Dataset entries
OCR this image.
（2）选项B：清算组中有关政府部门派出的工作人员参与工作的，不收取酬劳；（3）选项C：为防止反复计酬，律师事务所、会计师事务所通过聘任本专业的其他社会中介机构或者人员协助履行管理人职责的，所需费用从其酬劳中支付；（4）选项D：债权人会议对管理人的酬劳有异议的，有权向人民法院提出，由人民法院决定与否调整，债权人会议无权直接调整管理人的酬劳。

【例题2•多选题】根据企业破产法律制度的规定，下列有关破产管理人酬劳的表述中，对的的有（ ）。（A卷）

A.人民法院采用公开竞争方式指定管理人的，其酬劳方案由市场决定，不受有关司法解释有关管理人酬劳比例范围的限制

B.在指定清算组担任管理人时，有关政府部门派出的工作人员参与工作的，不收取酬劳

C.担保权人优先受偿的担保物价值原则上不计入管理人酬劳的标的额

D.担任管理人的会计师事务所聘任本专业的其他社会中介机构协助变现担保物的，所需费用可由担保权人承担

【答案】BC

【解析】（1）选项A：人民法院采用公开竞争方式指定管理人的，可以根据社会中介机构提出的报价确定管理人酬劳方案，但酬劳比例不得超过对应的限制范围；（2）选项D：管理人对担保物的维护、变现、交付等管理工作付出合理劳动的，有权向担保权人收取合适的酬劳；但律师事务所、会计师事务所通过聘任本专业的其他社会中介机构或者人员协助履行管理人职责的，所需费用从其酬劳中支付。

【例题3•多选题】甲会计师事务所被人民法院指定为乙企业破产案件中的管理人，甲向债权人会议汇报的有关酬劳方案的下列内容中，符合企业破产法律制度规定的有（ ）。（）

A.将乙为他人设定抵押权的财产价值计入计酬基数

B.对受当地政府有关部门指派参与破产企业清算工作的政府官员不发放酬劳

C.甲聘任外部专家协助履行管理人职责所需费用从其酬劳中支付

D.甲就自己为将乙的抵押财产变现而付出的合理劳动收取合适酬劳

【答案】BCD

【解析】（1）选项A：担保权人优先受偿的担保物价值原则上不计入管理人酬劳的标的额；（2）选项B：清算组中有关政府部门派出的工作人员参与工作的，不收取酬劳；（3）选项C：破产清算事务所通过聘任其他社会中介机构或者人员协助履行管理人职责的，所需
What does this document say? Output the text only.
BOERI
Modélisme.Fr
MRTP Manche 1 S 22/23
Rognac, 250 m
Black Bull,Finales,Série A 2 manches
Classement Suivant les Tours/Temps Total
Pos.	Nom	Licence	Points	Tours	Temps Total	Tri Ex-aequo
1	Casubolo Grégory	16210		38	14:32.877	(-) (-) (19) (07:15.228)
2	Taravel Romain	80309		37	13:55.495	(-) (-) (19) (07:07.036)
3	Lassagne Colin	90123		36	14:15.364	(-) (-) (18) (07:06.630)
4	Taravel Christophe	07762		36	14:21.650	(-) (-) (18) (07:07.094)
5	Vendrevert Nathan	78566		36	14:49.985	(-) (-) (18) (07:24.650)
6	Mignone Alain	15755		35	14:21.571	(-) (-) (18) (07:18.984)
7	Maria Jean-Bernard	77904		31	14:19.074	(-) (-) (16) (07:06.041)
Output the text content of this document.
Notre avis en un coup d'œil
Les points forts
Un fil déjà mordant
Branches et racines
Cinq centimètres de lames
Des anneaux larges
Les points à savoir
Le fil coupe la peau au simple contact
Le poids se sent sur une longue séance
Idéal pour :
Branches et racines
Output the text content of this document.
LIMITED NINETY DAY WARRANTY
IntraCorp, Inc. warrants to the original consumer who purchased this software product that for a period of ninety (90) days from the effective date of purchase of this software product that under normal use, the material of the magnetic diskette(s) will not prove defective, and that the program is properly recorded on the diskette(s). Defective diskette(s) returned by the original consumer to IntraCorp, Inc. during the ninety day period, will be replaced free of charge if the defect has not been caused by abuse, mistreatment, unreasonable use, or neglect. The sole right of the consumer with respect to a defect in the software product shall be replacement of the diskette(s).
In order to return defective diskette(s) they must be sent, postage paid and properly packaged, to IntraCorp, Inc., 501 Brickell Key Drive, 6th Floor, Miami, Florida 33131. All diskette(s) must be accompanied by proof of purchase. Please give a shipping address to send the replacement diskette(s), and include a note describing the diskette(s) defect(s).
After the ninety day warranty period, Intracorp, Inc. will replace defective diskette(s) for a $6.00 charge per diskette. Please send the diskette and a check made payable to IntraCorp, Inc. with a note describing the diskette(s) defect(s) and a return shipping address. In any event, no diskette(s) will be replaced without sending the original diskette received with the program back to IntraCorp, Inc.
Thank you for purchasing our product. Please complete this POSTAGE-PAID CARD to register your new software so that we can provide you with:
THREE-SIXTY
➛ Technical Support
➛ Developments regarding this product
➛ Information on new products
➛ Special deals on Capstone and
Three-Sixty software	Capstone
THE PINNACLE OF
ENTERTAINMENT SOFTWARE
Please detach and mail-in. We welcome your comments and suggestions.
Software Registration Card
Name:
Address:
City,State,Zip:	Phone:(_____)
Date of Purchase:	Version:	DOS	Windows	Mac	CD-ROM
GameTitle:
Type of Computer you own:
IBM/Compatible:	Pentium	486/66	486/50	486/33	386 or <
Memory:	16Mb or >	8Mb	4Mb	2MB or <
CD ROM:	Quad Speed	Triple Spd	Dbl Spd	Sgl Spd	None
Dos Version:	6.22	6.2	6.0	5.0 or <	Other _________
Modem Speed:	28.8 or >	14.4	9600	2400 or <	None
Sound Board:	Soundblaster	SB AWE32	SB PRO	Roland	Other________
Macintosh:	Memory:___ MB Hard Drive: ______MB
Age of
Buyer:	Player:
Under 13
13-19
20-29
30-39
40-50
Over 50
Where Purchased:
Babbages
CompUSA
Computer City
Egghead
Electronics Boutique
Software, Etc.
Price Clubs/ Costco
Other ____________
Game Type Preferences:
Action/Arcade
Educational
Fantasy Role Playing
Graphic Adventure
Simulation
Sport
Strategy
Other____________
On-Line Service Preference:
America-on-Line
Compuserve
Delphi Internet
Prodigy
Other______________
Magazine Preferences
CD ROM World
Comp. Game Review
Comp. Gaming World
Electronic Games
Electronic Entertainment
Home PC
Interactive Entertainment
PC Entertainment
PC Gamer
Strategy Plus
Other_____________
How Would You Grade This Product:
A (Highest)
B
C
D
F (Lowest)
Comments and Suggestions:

## Task objective
Transcribe all entries exactly as they are given.

## Completed task
OCR this image.
（2）选项B：清算组中有关政府部门派出的工作人员参与工作的，不收取酬劳；（3）选项C：为防止反复计酬，律师事务所、会计师事务所通过聘任本专业的其他社会中介机构或者人员协助履行管理人职责的，所需费用从其酬劳中支付；（4）选项D：债权人会议对管理人的酬劳有异议的，有权向人民法院提出，由人民法院决定与否调整，债权人会议无权直接调整管理人的酬劳。

【例题2•多选题】根据企业破产法律制度的规定，下列有关破产管理人酬劳的表述中，对的的有（ ）。（A卷）

A.人民法院采用公开竞争方式指定管理人的，其酬劳方案由市场决定，不受有关司法解释有关管理人酬劳比例范围的限制

B.在指定清算组担任管理人时，有关政府部门派出的工作人员参与工作的，不收取酬劳

C.担保权人优先受偿的担保物价值原则上不计入管理人酬劳的标的额

D.担任管理人的会计师事务所聘任本专业的其他社会中介机构协助变现担保物的，所需费用可由担保权人承担

【答案】BC

【解析】（1）选项A：人民法院采用公开竞争方式指定管理人的，可以根据社会中介机构提出的报价确定管理人酬劳方案，但酬劳比例不得超过对应的限制范围；（2）选项D：管理人对担保物的维护、变现、交付等管理工作付出合理劳动的，有权向担保权人收取合适的酬劳；但律师事务所、会计师事务所通过聘任本专业的其他社会中介机构或者人员协助履行管理人职责的，所需费用从其酬劳中支付。

【例题3•多选题】甲会计师事务所被人民法院指定为乙企业破产案件中的管理人，甲向债权人会议汇报的有关酬劳方案的下列内容中，符合企业破产法律制度规定的有（ ）。（）

A.将乙为他人设定抵押权的财产价值计入计酬基数

B.对受当地政府有关部门指派参与破产企业清算工作的政府官员不发放酬劳

C.甲聘任外部专家协助履行管理人职责所需费用从其酬劳中支付

D.甲就自己为将乙的抵押财产变现而付出的合理劳动收取合适酬劳

【答案】BCD

【解析】（1）选项A：担保权人优先受偿的担保物价值原则上不计入管理人酬劳的标的额；（2）选项B：清算组中有关政府部门派出的工作人员参与工作的，不收取酬劳；（3）选项C：破产清算事务所通过聘任其他社会中介机构或者人员协助履行管理人职责的，所需
What does this document say? Output the text only.
BOERI
Modélisme.Fr
MRTP Manche 1 S 22/23
Rognac, 250 m
Black Bull,Finales,Série A 2 manches
Classement Suivant les Tours/Temps Total
Pos.	Nom	Licence	Points	Tours	Temps Total	Tri Ex-aequo
1	Casubolo Grégory	16210		38	14:32.877	(-) (-) (19) (07:15.228)
2	Taravel Romain	80309		37	13:55.495	(-) (-) (19) (07:07.036)
3	Lassagne Colin	90123		36	14:15.364	(-) (-) (18) (07:06.630)
4	Taravel Christophe	07762		36	14:21.650	(-) (-) (18) (07:07.094)
5	Vendrevert Nathan	78566		36	14:49.985	(-) (-) (18) (07:24.650)
6	Mignone Alain	15755		35	14:21.571	(-) (-) (18) (07:18.984)
7	Maria Jean-Bernard	77904		31	14:19.074	(-) (-) (16) (07:06.041)
Output the text content of this document.
Notre avis en un coup d'œil
Les points forts
Un fil déjà mordant
Branches et racines
Cinq centimètres de lames
Des anneaux larges
Les points à savoir
Le fil coupe la peau au simple contact
Le poids se sent sur une longue séance
Idéal pour :
Branches et racines
Output the text content of this document.
LIMITED NINETY DAY WARRANTY
IntraCorp, Inc. warrants to the original consumer who purchased this software product that for a period of ninety (90) days from the effective date of purchase of this software product that under normal use, the material of the magnetic diskette(s) will not prove defective, and that the program is properly recorded on the diskette(s). Defective diskette(s) returned by the original consumer to IntraCorp, Inc. during the ninety day period, will be replaced free of charge if the defect has not been caused by abuse, mistreatment, unreasonable use, or neglect. The sole right of the consumer with respect to a defect in the software product shall be replacement of the diskette(s).
In order to return defective diskette(s) they must be sent, postage paid and properly packaged, to IntraCorp, Inc., 501 Brickell Key Drive, 6th Floor, Miami, Florida 33131. All diskette(s) must be accompanied by proof of purchase. Please give a shipping address to send the replacement diskette(s), and include a note describing the diskette(s) defect(s).
After the ninety day warranty period, Intracorp, Inc. will replace defective diskette(s) for a $6.00 charge per diskette. Please send the diskette and a check made payable to IntraCorp, Inc. with a note describing the diskette(s) defect(s) and a return shipping address. In any event, no diskette(s) will be replaced without sending the original diskette received with the program back to IntraCorp, Inc.
Thank you for purchasing our product. Please complete this POSTAGE-PAID CARD to register your new software so that we can provide you with:
THREE-SIXTY
➛ Technical Support
➛ Developments regarding this product
➛ Information on new products
➛ Special deals on Capstone and
Three-Sixty software	Capstone
THE PINNACLE OF
ENTERTAINMENT SOFTWARE
Please detach and mail-in. We welcome your comments and suggestions.
Software Registration Card
Name:
Address:
City,State,Zip:	Phone:(_____)
Date of Purchase:	Version:	DOS	Windows	Mac	CD-ROM
GameTitle:
Type of Computer you own:
IBM/Compatible:	Pentium	486/66	486/50	486/33	386 or <
Memory:	16Mb or >	8Mb	4Mb	2MB or <
CD ROM:	Quad Speed	Triple Spd	Dbl Spd	Sgl Spd	None
Dos Version:	6.22	6.2	6.0	5.0 or <	Other _________
Modem Speed:	28.8 or >	14.4	9600	2400 or <	None
Sound Board:	Soundblaster	SB AWE32	SB PRO	Roland	Other________
Macintosh:	Memory:___ MB Hard Drive: ______MB
Age of
Buyer:	Player:
Under 13
13-19
20-29
30-39
40-50
Over 50
Where Purchased:
Babbages
CompUSA
Computer City
Egghead
Electronics Boutique
Software, Etc.
Price Clubs/ Costco
Other ____________
Game Type Preferences:
Action/Arcade
Educational
Fantasy Role Playing
Graphic Adventure
Simulation
Sport
Strategy
Other____________
On-Line Service Preference:
America-on-Line
Compuserve
Delphi Internet
Prodigy
Other______________
Magazine Preferences
CD ROM World
Comp. Game Review
Comp. Gaming World
Electronic Games
Electronic Entertainment
Home PC
Interactive Entertainment
PC Entertainment
PC Gamer
Strategy Plus
Other_____________
How Would You Grade This Product:
A (Highest)
B
C
D
F (Lowest)
Comments and Suggestions:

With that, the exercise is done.